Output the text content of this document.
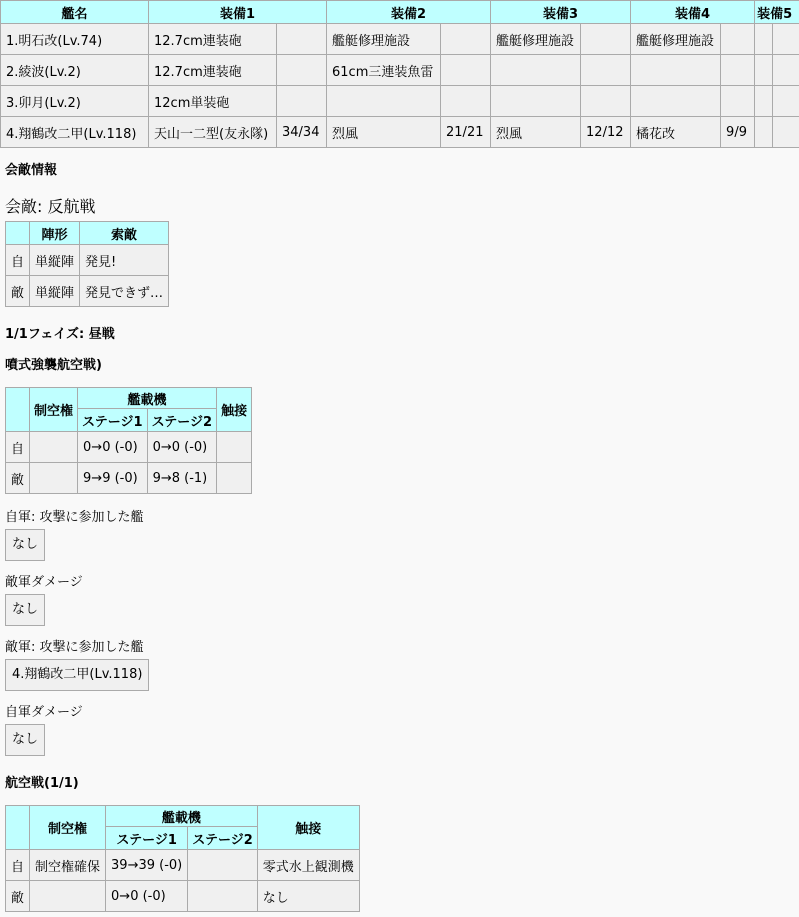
艦名	装備1		装備2		装備3		装備4		装備5	
1.明石改(Lv.74)	12.7cm連装砲		艦艇修理施設		艦艇修理施設		艦艇修理施設			
2.綾波(Lv.2)	12.7cm連装砲		61cm三連装魚雷							
3.卯月(Lv.2)	12cm単装砲									
4.翔鶴改二甲(Lv.118)	天山一二型(友永隊)	34/34	烈風	21/21	烈風	12/12	橘花改	9/9		
会敵情報
会敵: 反航戦
	陣形	索敵
自	単縦陣	発見!
敵	単縦陣	発見できず…
1/1フェイズ: 昼戦
噴式強襲航空戦)
	制空権	艦載機		触接
		ステージ1	ステージ2	
自		0→0 (-0)	0→0 (-0)	
敵		9→9 (-0)	9→8 (-1)	
自軍: 攻撃に参加した艦
なし
敵軍ダメージ
なし
敵軍: 攻撃に参加した艦
4.翔鶴改二甲(Lv.118)
自軍ダメージ
なし
航空戦(1/1)
	制空権	艦載機		触接
		ステージ1	ステージ2	
自	制空権確保	39→39 (-0)		零式水上観測機
敵		0→0 (-0)		なし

________

* Task requirements
Find every line in the listing that holds the string "翔鶴改二甲", then say how many there are as a bare number.

* Answer to this problem
2